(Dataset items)
★ ★ ★
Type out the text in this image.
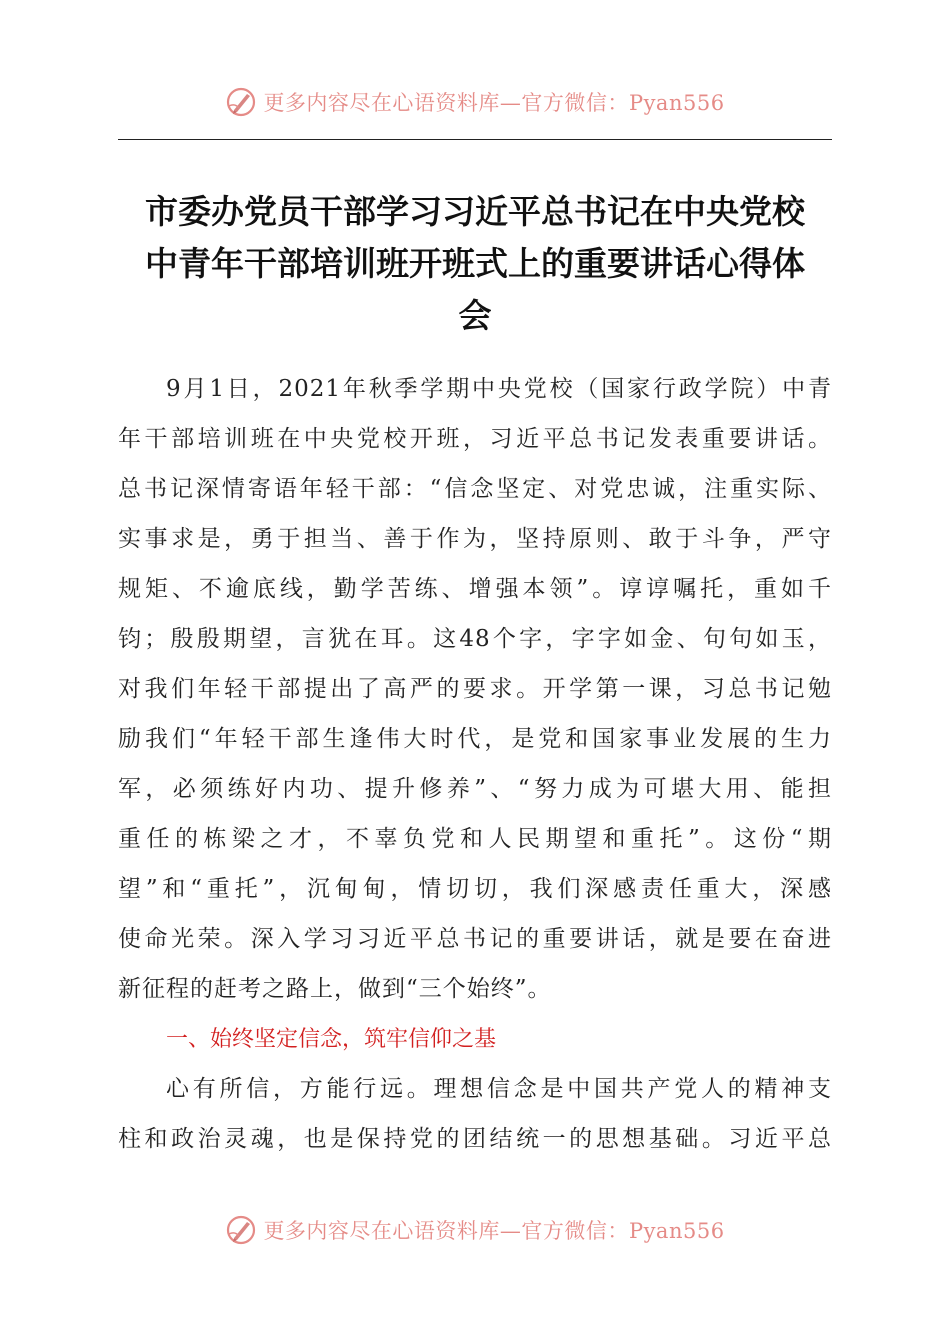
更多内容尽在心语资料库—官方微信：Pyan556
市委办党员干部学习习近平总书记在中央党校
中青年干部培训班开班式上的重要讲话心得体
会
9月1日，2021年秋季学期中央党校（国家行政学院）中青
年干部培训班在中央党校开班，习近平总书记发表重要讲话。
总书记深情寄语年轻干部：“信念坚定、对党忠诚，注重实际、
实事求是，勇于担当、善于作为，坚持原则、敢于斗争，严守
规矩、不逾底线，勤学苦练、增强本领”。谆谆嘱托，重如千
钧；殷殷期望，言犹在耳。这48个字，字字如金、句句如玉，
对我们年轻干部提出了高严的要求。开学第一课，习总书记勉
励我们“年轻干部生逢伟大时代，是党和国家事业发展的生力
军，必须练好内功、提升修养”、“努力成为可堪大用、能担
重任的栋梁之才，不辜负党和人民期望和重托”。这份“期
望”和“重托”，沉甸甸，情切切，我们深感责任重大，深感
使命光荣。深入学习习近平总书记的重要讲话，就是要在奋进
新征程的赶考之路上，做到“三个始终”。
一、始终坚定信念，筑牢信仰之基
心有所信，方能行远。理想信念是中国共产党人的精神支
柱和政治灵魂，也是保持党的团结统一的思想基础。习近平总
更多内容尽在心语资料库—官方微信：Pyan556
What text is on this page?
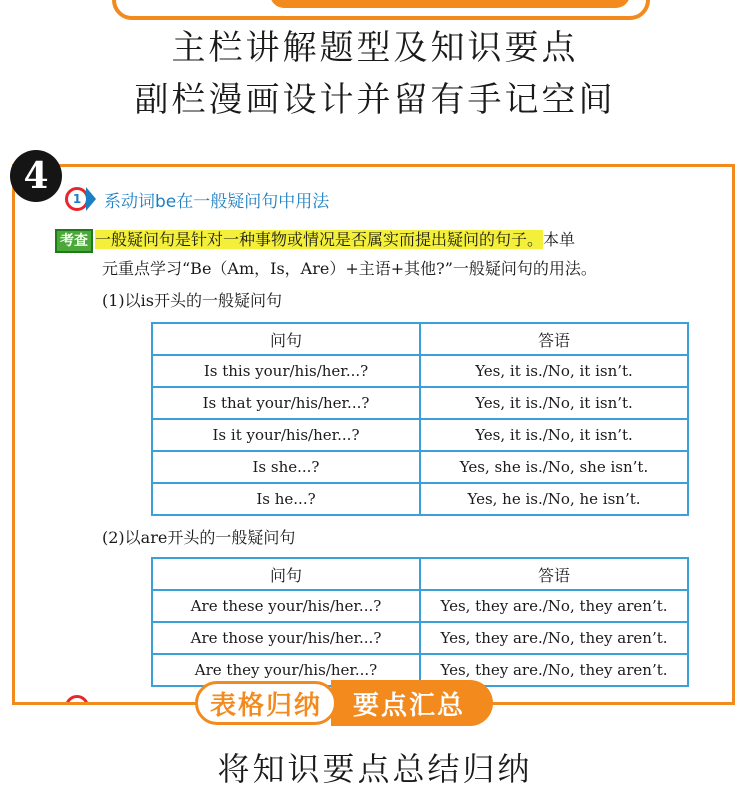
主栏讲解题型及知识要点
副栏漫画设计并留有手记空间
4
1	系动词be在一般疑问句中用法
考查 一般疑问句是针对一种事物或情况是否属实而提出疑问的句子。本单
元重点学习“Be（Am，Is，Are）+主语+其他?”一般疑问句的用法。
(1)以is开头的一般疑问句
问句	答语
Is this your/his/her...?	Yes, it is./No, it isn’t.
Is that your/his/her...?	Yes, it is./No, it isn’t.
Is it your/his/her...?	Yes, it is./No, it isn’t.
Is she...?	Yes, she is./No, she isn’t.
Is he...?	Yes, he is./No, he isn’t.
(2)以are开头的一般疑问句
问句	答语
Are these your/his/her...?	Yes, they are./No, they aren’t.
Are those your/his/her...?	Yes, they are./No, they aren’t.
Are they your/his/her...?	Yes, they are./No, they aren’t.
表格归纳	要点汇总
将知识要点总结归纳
★ ★ ★
▶ _Requirements_
Each line above that holds the string "aren" should be copied and shown.

▶ _Task answer_
Are these your/his/her...?	Yes, they are./No, they aren’t.
Are those your/his/her...?	Yes, they are./No, they aren’t.
Are they your/his/her...?	Yes, they are./No, they aren’t.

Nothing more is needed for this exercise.